BRIEF:
Look through the material below for "bookmark". Copy every line that contains it.
━━ DATASET RECORDS
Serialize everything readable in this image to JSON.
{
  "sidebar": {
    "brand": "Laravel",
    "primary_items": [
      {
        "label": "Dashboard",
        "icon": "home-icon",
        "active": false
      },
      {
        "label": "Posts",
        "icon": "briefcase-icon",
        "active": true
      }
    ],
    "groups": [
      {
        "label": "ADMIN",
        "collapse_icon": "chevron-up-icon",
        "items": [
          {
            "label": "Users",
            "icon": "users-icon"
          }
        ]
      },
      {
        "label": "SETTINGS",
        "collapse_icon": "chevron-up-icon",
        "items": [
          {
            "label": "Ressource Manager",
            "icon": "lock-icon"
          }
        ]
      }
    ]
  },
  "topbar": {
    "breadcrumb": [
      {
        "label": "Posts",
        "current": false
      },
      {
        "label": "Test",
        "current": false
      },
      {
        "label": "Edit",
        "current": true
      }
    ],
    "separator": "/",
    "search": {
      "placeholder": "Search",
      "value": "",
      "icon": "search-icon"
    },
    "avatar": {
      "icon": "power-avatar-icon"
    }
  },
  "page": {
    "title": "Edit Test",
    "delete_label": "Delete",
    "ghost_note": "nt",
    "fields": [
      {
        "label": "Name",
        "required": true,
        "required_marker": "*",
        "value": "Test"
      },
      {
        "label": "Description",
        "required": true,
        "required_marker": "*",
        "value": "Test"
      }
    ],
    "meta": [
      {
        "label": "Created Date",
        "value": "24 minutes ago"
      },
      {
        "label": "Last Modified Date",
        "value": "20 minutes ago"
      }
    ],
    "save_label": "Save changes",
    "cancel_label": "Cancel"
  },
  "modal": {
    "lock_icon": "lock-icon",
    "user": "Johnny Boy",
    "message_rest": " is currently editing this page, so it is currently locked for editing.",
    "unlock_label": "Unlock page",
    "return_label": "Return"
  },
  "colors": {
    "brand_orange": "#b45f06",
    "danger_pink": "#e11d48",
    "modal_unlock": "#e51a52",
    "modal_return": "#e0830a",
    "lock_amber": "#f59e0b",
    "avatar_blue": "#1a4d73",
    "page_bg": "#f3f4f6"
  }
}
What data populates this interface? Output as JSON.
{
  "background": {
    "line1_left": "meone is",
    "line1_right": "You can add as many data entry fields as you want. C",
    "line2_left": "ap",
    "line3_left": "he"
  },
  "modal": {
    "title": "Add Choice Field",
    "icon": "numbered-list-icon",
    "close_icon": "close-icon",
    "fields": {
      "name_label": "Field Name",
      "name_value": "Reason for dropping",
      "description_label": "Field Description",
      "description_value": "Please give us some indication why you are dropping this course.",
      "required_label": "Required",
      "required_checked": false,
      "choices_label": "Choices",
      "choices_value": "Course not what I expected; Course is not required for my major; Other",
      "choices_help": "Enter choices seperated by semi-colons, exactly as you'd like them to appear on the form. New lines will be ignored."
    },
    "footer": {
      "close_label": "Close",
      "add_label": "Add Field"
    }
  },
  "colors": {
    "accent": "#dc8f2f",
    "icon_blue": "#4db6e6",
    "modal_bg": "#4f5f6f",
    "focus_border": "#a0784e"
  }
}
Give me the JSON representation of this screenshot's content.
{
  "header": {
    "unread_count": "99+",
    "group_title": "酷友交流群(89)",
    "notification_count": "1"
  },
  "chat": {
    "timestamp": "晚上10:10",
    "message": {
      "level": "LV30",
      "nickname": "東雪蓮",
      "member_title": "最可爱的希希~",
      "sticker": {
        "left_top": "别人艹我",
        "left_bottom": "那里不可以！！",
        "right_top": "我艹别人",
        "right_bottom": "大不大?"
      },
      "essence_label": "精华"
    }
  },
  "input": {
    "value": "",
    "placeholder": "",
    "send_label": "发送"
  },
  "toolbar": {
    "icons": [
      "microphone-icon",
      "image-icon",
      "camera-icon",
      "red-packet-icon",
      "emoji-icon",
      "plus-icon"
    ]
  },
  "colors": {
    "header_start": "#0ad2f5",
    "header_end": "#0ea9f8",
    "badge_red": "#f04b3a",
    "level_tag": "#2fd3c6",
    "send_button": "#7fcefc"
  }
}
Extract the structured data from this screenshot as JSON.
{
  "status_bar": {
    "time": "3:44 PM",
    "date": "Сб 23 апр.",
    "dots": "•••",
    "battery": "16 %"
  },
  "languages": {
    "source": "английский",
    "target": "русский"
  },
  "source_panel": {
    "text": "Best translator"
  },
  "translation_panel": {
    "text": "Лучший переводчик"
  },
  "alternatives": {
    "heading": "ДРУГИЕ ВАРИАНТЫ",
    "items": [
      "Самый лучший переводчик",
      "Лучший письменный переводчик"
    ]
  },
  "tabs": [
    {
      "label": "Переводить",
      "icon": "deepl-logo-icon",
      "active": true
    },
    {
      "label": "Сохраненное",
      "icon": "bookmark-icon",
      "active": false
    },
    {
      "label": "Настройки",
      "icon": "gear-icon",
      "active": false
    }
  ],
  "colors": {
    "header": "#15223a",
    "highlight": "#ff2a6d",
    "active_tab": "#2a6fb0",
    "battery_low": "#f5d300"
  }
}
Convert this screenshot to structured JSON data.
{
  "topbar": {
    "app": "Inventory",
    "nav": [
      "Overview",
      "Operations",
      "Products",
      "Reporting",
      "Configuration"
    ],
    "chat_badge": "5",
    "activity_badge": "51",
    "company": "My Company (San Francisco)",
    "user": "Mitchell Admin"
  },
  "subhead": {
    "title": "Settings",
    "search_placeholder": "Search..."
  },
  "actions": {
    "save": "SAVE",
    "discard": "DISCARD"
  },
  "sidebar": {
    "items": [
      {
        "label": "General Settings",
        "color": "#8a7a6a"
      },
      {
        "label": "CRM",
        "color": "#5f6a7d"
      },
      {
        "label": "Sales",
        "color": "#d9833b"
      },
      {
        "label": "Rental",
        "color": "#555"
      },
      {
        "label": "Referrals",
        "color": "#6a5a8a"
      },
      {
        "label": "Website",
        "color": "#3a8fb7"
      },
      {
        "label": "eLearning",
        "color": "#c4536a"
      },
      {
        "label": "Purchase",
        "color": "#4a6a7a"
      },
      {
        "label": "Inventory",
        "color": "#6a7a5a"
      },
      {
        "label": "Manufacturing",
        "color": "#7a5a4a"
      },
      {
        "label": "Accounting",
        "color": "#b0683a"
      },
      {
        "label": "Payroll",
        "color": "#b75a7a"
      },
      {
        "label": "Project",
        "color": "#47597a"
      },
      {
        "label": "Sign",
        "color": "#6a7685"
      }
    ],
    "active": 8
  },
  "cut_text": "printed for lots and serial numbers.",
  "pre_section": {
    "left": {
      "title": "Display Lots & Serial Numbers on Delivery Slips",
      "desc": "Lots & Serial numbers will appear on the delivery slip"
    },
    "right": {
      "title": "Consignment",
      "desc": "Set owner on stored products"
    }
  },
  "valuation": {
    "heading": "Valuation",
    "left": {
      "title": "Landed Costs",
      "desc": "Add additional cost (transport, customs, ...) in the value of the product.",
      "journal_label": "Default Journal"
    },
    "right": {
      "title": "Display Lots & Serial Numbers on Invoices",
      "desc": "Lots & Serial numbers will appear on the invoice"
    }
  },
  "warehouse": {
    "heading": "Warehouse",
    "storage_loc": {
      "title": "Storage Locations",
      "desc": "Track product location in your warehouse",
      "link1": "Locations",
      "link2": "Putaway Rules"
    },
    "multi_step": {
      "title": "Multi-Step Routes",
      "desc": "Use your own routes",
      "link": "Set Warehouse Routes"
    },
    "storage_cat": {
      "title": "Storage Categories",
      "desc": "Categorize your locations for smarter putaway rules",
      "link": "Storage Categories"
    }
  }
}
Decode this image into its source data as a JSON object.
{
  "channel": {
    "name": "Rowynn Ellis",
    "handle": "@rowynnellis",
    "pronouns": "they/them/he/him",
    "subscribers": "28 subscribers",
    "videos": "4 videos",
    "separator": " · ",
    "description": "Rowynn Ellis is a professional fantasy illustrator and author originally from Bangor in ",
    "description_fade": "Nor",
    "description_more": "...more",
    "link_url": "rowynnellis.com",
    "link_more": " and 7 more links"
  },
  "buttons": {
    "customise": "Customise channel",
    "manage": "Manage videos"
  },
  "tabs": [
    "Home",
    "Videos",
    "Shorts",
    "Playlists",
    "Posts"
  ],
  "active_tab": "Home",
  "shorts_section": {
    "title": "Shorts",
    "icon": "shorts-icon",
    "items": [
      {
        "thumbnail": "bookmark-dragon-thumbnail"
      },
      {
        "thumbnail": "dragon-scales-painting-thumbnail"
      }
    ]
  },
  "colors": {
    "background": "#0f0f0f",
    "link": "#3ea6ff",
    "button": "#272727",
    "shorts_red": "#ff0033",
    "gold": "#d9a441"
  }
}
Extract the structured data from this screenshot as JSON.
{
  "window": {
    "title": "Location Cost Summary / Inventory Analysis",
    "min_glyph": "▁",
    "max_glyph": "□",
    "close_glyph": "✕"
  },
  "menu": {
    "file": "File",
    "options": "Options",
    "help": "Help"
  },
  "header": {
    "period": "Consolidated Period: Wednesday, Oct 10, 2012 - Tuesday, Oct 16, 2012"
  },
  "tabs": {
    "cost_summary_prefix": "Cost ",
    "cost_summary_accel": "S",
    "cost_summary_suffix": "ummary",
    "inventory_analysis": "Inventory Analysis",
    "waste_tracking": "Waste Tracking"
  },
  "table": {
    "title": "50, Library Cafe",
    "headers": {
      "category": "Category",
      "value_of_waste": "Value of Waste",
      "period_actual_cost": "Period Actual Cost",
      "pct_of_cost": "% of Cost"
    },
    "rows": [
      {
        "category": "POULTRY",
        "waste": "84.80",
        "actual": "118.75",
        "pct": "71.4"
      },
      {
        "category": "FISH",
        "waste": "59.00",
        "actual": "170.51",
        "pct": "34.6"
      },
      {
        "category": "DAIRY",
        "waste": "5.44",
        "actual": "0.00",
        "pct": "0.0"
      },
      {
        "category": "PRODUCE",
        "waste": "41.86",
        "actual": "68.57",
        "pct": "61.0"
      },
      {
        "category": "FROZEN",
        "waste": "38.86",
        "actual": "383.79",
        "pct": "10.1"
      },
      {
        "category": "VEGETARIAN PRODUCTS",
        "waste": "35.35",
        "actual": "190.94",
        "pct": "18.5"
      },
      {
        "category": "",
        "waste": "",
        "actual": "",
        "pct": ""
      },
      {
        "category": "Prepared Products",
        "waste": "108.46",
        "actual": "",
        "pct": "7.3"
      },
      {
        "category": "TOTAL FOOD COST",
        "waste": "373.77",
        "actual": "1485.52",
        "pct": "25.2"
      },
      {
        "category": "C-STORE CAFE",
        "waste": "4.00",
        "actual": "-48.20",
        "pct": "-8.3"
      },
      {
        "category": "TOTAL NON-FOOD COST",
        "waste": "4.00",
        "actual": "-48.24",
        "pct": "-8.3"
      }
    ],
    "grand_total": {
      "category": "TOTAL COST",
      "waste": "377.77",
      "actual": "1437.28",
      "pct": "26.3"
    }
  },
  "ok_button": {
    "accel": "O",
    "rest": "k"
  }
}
━━━━
TASK SOLUTION:
      "icon": "bookmark-icon",
        "thumbnail": "bookmark-dragon-thumbnail"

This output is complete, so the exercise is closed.